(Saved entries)
★ ★ ★ ★

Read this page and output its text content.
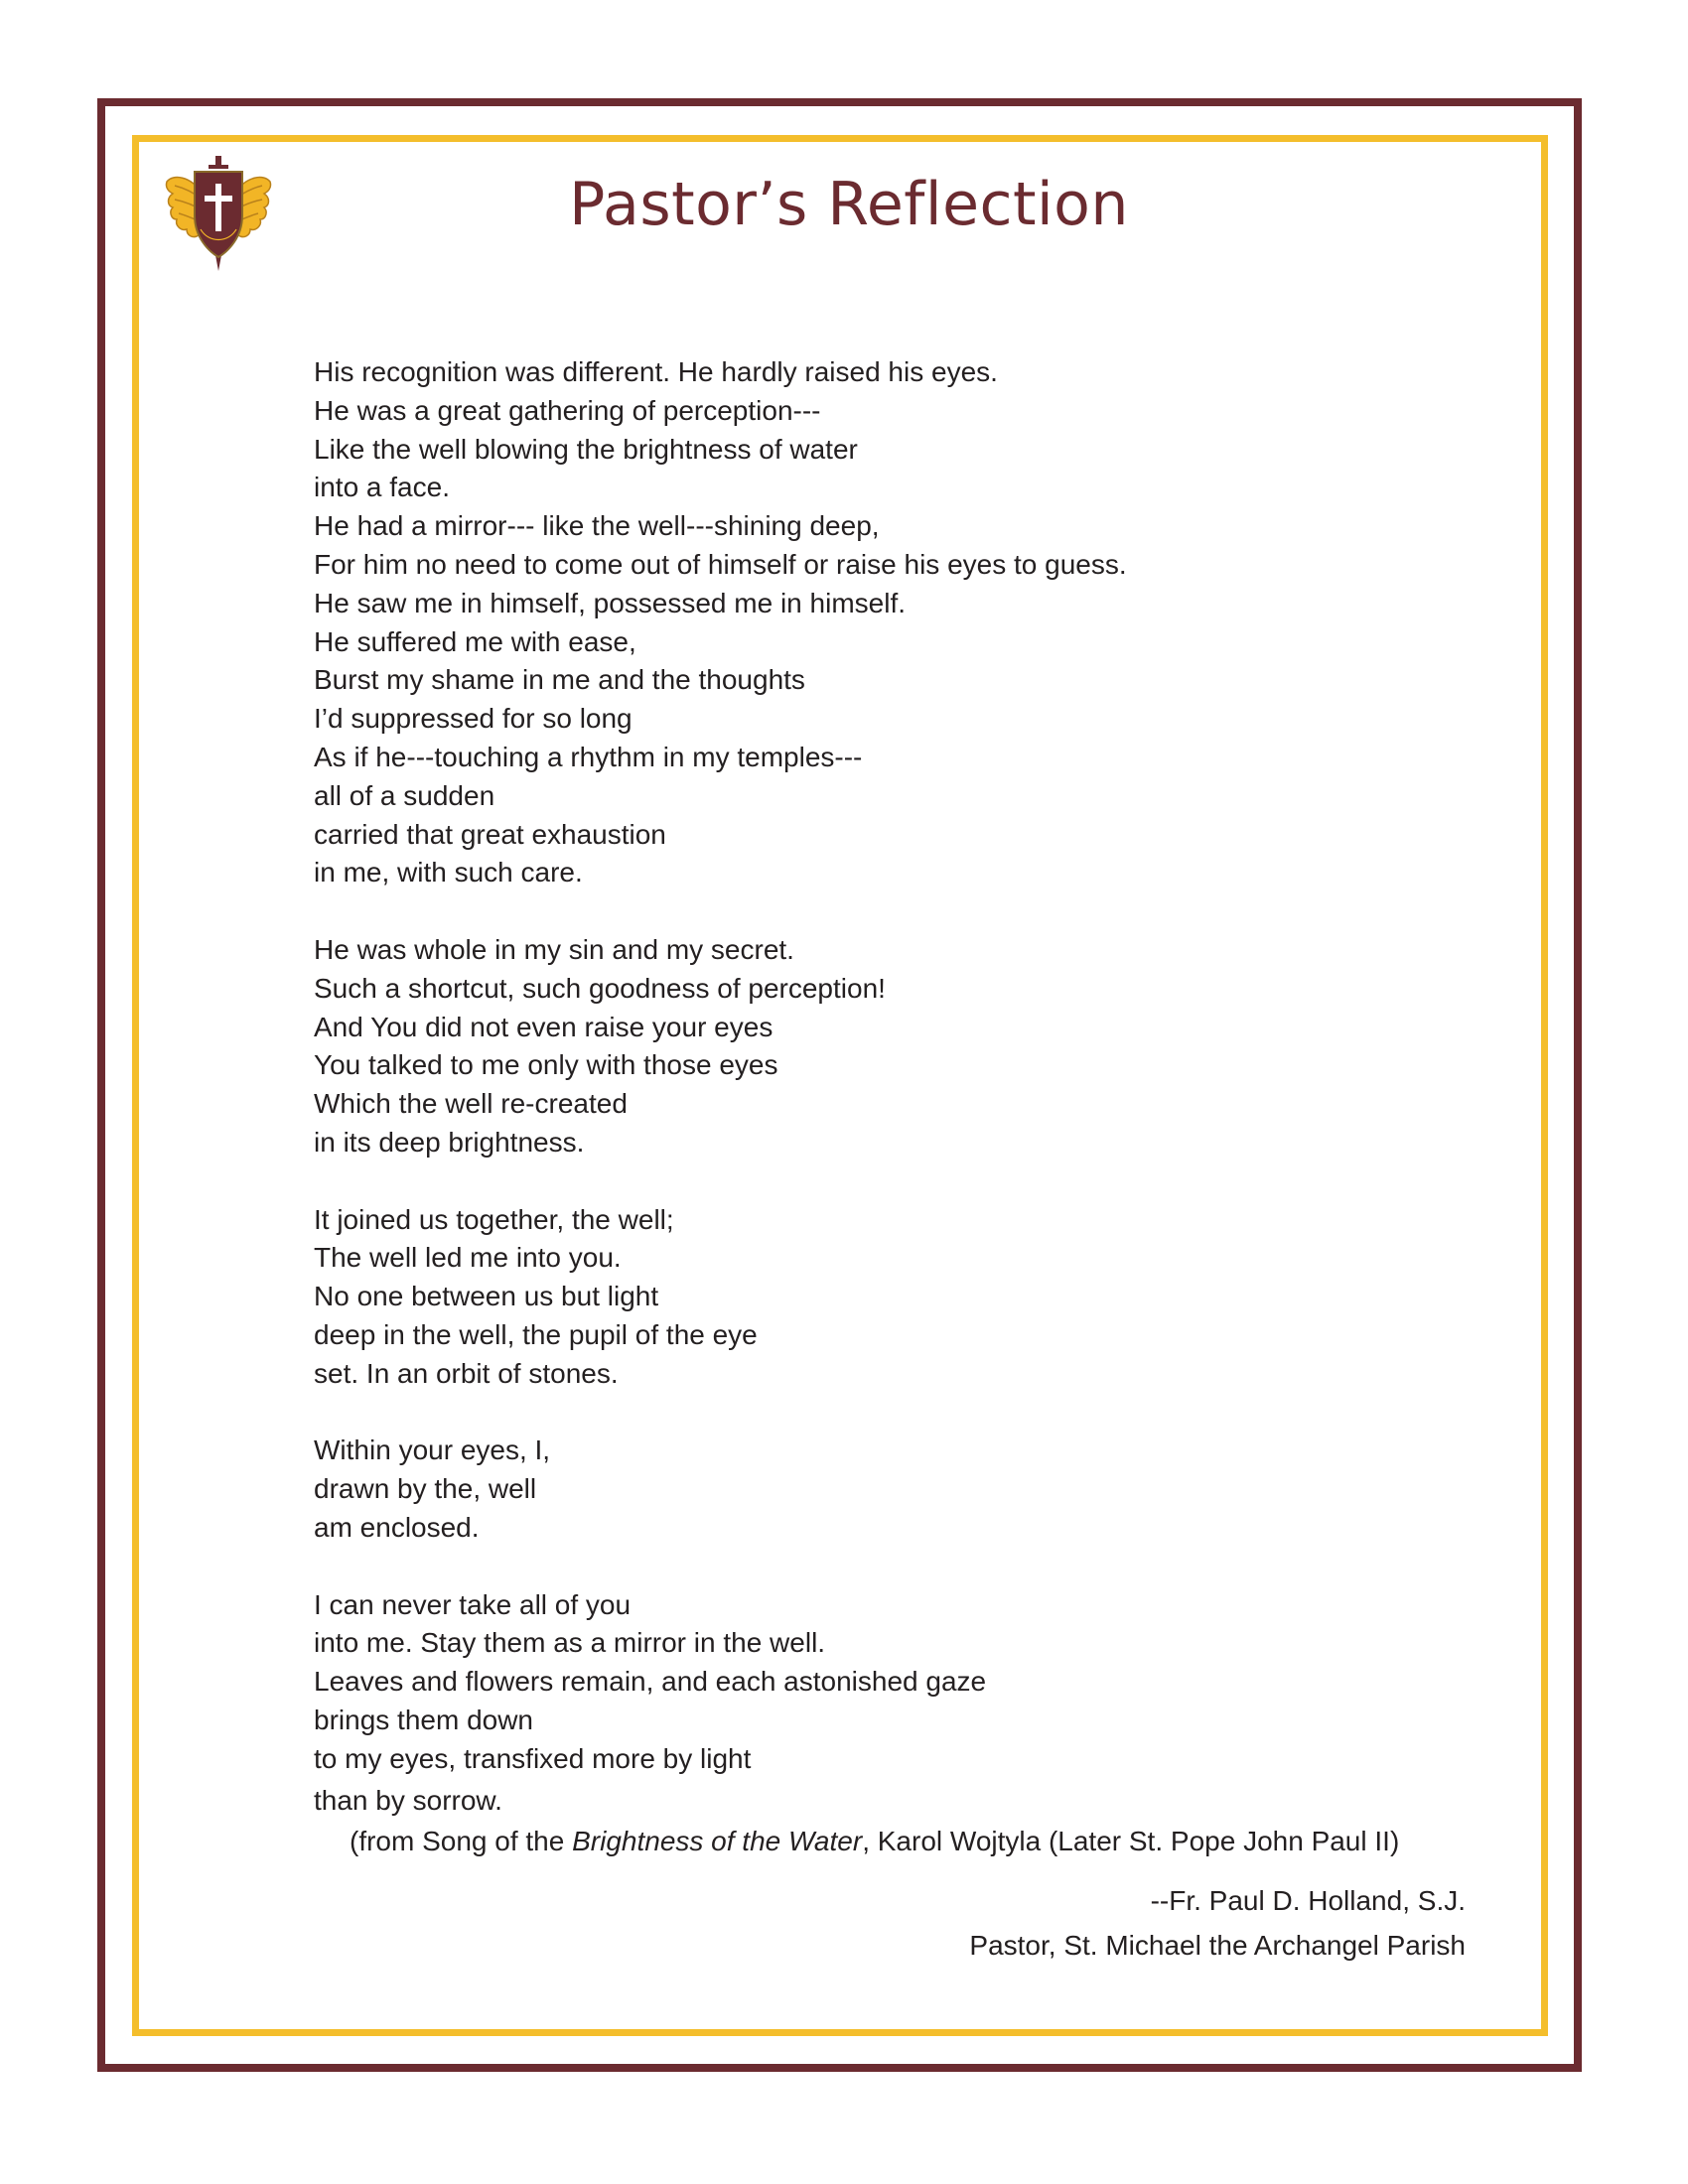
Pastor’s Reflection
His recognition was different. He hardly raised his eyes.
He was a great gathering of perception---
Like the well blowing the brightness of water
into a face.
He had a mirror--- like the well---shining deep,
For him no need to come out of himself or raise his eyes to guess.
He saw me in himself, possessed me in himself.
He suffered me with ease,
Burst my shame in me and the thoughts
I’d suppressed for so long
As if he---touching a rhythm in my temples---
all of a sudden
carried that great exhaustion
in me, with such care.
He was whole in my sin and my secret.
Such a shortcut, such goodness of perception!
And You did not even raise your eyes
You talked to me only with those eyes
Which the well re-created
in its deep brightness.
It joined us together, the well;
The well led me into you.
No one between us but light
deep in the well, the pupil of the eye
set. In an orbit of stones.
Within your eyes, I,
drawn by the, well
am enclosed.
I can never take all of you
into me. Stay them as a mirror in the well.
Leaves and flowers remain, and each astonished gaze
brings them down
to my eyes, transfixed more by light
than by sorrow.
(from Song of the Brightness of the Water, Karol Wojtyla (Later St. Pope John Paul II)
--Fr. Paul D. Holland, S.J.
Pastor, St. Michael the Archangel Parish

★ ★ ★ ★

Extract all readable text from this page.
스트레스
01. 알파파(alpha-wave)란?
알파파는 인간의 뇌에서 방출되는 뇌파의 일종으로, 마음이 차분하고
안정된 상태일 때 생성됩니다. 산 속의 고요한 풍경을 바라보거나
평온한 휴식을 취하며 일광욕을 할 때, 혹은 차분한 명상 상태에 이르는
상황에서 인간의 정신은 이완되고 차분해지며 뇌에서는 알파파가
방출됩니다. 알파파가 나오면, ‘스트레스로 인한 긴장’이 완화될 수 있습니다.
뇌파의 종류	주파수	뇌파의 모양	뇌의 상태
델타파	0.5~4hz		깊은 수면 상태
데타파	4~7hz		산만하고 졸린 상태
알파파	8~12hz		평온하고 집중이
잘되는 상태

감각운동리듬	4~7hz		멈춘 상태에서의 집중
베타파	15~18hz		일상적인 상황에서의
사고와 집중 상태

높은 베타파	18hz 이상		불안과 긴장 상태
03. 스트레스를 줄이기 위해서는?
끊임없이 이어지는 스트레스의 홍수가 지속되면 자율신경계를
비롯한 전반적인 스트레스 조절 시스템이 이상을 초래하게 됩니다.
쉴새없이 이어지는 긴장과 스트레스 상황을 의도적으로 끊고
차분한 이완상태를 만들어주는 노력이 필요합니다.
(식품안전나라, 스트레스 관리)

★ ★ ★ ★

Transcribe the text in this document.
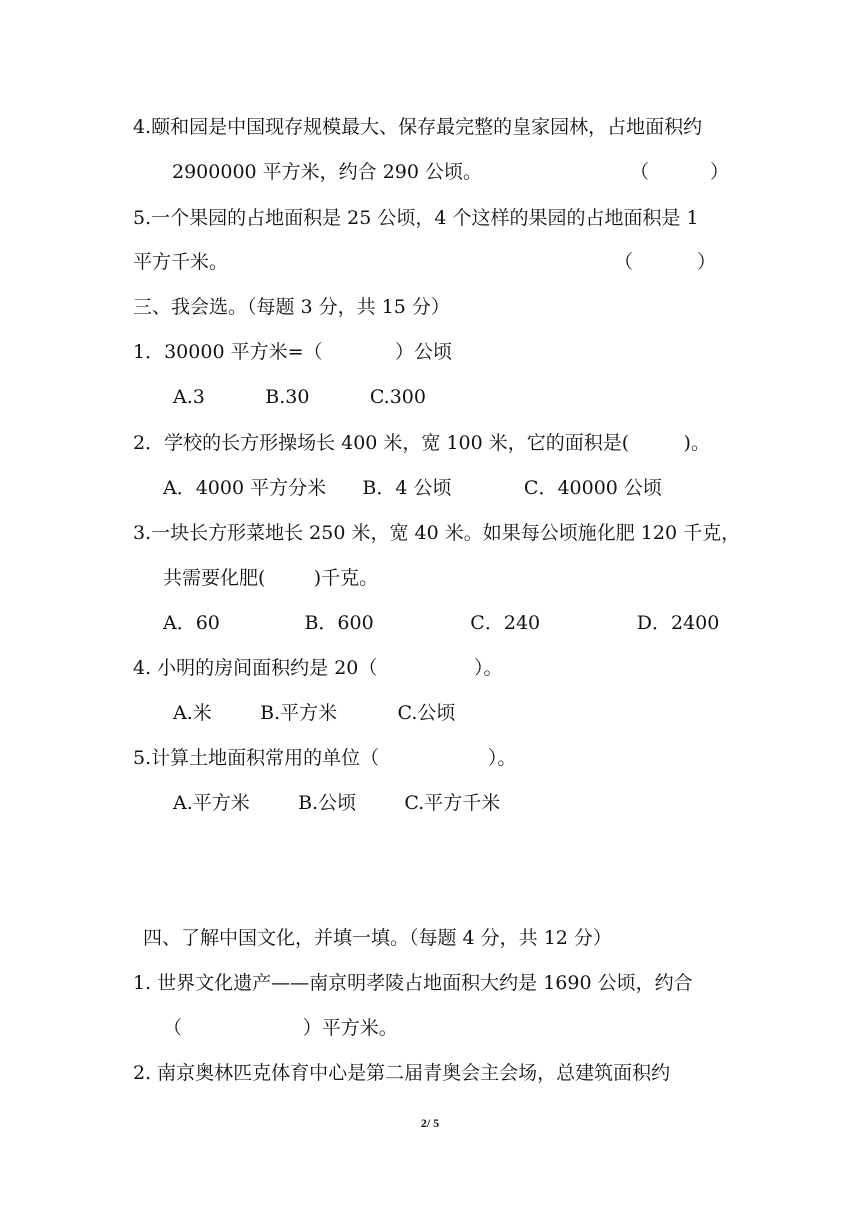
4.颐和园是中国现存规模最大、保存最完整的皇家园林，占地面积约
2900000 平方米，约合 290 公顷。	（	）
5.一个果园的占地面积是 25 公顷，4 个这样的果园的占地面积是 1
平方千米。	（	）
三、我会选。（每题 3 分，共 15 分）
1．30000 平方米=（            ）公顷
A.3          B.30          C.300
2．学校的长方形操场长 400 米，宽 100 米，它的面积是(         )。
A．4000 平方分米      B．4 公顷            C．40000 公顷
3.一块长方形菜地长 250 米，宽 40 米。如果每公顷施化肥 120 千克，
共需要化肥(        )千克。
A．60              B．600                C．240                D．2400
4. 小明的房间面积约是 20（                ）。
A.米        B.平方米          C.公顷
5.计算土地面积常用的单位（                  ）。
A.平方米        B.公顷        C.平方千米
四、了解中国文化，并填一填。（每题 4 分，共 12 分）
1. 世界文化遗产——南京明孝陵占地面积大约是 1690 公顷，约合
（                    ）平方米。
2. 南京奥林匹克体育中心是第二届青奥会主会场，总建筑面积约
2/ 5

★ ★ ★ ★

### Work to complete
Counting only lines of the data above that hold "your", report the total and nothing else.

### Response below
2